Set out every line of all the items below as a numbered list, omitting any blank lines.

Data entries
+ + + + +

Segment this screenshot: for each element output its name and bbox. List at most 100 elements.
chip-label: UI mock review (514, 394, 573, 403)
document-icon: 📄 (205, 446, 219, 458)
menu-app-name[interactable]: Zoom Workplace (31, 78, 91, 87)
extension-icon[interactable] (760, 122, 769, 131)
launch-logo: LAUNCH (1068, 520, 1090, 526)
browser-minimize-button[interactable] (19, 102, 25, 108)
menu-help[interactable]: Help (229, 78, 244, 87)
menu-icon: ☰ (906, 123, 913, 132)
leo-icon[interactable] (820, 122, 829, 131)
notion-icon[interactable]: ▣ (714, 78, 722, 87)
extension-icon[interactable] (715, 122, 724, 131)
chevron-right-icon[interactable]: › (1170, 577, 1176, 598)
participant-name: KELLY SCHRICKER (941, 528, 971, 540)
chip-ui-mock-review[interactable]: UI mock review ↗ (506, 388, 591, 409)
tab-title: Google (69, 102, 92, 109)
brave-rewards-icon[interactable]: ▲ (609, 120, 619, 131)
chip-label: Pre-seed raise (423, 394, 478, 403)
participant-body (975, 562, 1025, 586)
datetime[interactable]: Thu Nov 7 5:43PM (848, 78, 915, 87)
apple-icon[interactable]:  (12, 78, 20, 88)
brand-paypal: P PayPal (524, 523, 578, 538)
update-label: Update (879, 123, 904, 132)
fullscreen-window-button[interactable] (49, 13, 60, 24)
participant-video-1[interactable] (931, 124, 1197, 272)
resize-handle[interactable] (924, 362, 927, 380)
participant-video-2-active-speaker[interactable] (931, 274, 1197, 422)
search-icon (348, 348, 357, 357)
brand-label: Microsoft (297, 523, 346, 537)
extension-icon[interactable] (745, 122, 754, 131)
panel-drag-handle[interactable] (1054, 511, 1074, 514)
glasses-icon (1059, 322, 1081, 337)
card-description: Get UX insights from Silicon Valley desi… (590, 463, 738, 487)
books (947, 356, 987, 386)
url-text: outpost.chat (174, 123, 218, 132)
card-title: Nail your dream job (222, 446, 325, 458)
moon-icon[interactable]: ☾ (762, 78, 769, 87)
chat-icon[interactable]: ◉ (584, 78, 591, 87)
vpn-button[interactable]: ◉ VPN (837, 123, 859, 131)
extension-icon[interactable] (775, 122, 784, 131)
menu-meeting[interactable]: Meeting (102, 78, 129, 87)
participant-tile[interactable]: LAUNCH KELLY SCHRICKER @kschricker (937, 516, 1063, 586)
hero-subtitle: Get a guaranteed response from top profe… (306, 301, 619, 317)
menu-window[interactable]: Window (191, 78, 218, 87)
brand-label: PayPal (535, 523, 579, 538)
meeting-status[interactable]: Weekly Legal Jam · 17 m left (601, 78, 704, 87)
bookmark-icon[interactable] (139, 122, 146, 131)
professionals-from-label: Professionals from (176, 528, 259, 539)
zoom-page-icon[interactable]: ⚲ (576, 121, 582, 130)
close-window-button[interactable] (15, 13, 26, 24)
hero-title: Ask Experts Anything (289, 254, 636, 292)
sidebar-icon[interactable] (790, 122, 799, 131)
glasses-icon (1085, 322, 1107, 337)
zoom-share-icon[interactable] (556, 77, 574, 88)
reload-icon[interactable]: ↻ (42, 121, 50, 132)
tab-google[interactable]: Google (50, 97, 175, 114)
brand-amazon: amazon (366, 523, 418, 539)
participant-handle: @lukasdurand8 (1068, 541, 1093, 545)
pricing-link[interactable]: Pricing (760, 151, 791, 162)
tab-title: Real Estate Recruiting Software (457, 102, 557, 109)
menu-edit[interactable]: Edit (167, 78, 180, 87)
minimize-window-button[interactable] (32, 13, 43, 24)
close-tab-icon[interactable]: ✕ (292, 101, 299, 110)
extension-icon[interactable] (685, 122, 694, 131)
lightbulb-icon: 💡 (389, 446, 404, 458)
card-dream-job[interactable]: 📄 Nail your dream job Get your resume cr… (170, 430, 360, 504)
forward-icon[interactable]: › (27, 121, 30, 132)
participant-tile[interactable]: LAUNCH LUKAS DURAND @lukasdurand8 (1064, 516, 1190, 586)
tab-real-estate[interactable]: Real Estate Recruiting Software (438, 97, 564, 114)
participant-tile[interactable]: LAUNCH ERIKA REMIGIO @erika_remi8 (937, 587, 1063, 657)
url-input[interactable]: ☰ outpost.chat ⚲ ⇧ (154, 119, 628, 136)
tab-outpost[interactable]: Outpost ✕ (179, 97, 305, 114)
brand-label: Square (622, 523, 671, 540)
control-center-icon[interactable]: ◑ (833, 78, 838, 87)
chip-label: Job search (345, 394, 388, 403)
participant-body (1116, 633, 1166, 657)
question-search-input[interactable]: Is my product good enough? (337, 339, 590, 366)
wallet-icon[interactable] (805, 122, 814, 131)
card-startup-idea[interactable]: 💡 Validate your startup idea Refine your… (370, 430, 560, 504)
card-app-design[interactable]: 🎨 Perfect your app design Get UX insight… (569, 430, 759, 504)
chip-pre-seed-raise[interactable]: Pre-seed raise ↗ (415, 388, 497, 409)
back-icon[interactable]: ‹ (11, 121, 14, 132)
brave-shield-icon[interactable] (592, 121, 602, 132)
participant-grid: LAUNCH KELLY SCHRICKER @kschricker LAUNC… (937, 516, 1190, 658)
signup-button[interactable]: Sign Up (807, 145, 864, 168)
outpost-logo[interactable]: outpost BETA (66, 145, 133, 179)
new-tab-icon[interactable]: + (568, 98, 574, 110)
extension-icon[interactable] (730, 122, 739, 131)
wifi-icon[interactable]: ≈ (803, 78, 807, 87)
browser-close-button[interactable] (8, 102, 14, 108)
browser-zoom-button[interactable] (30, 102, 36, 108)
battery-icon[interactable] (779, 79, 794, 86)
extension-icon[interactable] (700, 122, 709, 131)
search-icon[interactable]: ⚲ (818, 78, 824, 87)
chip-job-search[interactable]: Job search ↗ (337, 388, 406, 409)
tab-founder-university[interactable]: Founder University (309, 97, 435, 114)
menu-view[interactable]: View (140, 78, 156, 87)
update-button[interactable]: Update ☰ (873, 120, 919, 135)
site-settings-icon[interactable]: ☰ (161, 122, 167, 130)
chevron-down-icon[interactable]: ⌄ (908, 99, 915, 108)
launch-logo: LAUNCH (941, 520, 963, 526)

+ + + + +

» **ANSWER BELOW**
1. Segment this screenshot: for each element output its name and bbox. List at most 100 elements.
2. chip-label: UI mock review (514, 394, 573, 403)
3. document-icon: 📄 (205, 446, 219, 458)
4. menu-app-name[interactable]: Zoom Workplace (31, 78, 91, 87)
5. extension-icon[interactable] (760, 122, 769, 131)
6. launch-logo: LAUNCH (1068, 520, 1090, 526)
7. browser-minimize-button[interactable] (19, 102, 25, 108)
8. menu-help[interactable]: Help (229, 78, 244, 87)
9. menu-icon: ☰ (906, 123, 913, 132)
10. leo-icon[interactable] (820, 122, 829, 131)
11. notion-icon[interactable]: ▣ (714, 78, 722, 87)
12. extension-icon[interactable] (715, 122, 724, 131)
13. chevron-right-icon[interactable]: › (1170, 577, 1176, 598)
14. participant-name: KELLY SCHRICKER (941, 528, 971, 540)
15. chip-ui-mock-review[interactable]: UI mock review ↗ (506, 388, 591, 409)
16. tab-title: Google (69, 102, 92, 109)
17. brave-rewards-icon[interactable]: ▲ (609, 120, 619, 131)
18. chip-label: Pre-seed raise (423, 394, 478, 403)
19. participant-body (975, 562, 1025, 586)
20. datetime[interactable]: Thu Nov 7 5:43PM (848, 78, 915, 87)
21. apple-icon[interactable]:  (12, 78, 20, 88)
22. brand-paypal: P PayPal (524, 523, 578, 538)
23. update-label: Update (879, 123, 904, 132)
24. fullscreen-window-button[interactable] (49, 13, 60, 24)
25. participant-video-1[interactable] (931, 124, 1197, 272)
26. resize-handle[interactable] (924, 362, 927, 380)
27. participant-video-2-active-speaker[interactable] (931, 274, 1197, 422)
28. search-icon (348, 348, 357, 357)
29. brand-label: Microsoft (297, 523, 346, 537)
30. extension-icon[interactable] (745, 122, 754, 131)
31. panel-drag-handle[interactable] (1054, 511, 1074, 514)
32. glasses-icon (1059, 322, 1081, 337)
33. card-description: Get UX insights from Silicon Valley desi… (590, 463, 738, 487)
34. books (947, 356, 987, 386)
35. url-text: outpost.chat (174, 123, 218, 132)
36. card-title: Nail your dream job (222, 446, 325, 458)
37. moon-icon[interactable]: ☾ (762, 78, 769, 87)
38. chat-icon[interactable]: ◉ (584, 78, 591, 87)
39. vpn-button[interactable]: ◉ VPN (837, 123, 859, 131)
40. extension-icon[interactable] (775, 122, 784, 131)
41. menu-meeting[interactable]: Meeting (102, 78, 129, 87)
42. participant-tile[interactable]: LAUNCH KELLY SCHRICKER @kschricker (937, 516, 1063, 586)
43. hero-subtitle: Get a guaranteed response from top profe… (306, 301, 619, 317)
44. menu-window[interactable]: Window (191, 78, 218, 87)
45. brand-label: PayPal (535, 523, 579, 538)
46. meeting-status[interactable]: Weekly Legal Jam · 17 m left (601, 78, 704, 87)
47. bookmark-icon[interactable] (139, 122, 146, 131)
48. professionals-from-label: Professionals from (176, 528, 259, 539)
49. zoom-page-icon[interactable]: ⚲ (576, 121, 582, 130)
50. close-window-button[interactable] (15, 13, 26, 24)
51. hero-title: Ask Experts Anything (289, 254, 636, 292)
52. sidebar-icon[interactable] (790, 122, 799, 131)
53. glasses-icon (1085, 322, 1107, 337)
54. zoom-share-icon[interactable] (556, 77, 574, 88)
55. reload-icon[interactable]: ↻ (42, 121, 50, 132)
56. tab-google[interactable]: Google (50, 97, 175, 114)
57. brand-amazon: amazon (366, 523, 418, 539)
58. participant-handle: @lukasdurand8 (1068, 541, 1093, 545)
59. pricing-link[interactable]: Pricing (760, 151, 791, 162)
60. tab-title: Real Estate Recruiting Software (457, 102, 557, 109)
61. menu-edit[interactable]: Edit (167, 78, 180, 87)
62. minimize-window-button[interactable] (32, 13, 43, 24)
63. close-tab-icon[interactable]: ✕ (292, 101, 299, 110)
64. extension-icon[interactable] (685, 122, 694, 131)
65. lightbulb-icon: 💡 (389, 446, 404, 458)
66. card-dream-job[interactable]: 📄 Nail your dream job Get your resume cr… (170, 430, 360, 504)
67. forward-icon[interactable]: › (27, 121, 30, 132)
68. participant-tile[interactable]: LAUNCH LUKAS DURAND @lukasdurand8 (1064, 516, 1190, 586)
69. tab-real-estate[interactable]: Real Estate Recruiting Software (438, 97, 564, 114)
70. participant-tile[interactable]: LAUNCH ERIKA REMIGIO @erika_remi8 (937, 587, 1063, 657)
71. url-input[interactable]: ☰ outpost.chat ⚲ ⇧ (154, 119, 628, 136)
72. tab-outpost[interactable]: Outpost ✕ (179, 97, 305, 114)
73. brand-label: Square (622, 523, 671, 540)
74. control-center-icon[interactable]: ◑ (833, 78, 838, 87)
75. chip-label: Job search (345, 394, 388, 403)
76. participant-body (1116, 633, 1166, 657)
77. question-search-input[interactable]: Is my product good enough? (337, 339, 590, 366)
78. wallet-icon[interactable] (805, 122, 814, 131)
79. card-startup-idea[interactable]: 💡 Validate your startup idea Refine your… (370, 430, 560, 504)
80. card-app-design[interactable]: 🎨 Perfect your app design Get UX insight… (569, 430, 759, 504)
81. chip-pre-seed-raise[interactable]: Pre-seed raise ↗ (415, 388, 497, 409)
82. back-icon[interactable]: ‹ (11, 121, 14, 132)
83. brave-shield-icon[interactable] (592, 121, 602, 132)
84. participant-grid: LAUNCH KELLY SCHRICKER @kschricker LAUNC… (937, 516, 1190, 658)
85. signup-button[interactable]: Sign Up (807, 145, 864, 168)
86. outpost-logo[interactable]: outpost BETA (66, 145, 133, 179)
87. new-tab-icon[interactable]: + (568, 98, 574, 110)
88. extension-icon[interactable] (730, 122, 739, 131)
89. wifi-icon[interactable]: ≈ (803, 78, 807, 87)
90. browser-close-button[interactable] (8, 102, 14, 108)
91. browser-zoom-button[interactable] (30, 102, 36, 108)
92. battery-icon[interactable] (779, 79, 794, 86)
93. extension-icon[interactable] (700, 122, 709, 131)
94. search-icon[interactable]: ⚲ (818, 78, 824, 87)
95. chip-job-search[interactable]: Job search ↗ (337, 388, 406, 409)
96. tab-founder-university[interactable]: Founder University (309, 97, 435, 114)
97. menu-view[interactable]: View (140, 78, 156, 87)
98. update-button[interactable]: Update ☰ (873, 120, 919, 135)
99. site-settings-icon[interactable]: ☰ (161, 122, 167, 130)
100. chevron-down-icon[interactable]: ⌄ (908, 99, 915, 108)
101. launch-logo: LAUNCH (941, 520, 963, 526)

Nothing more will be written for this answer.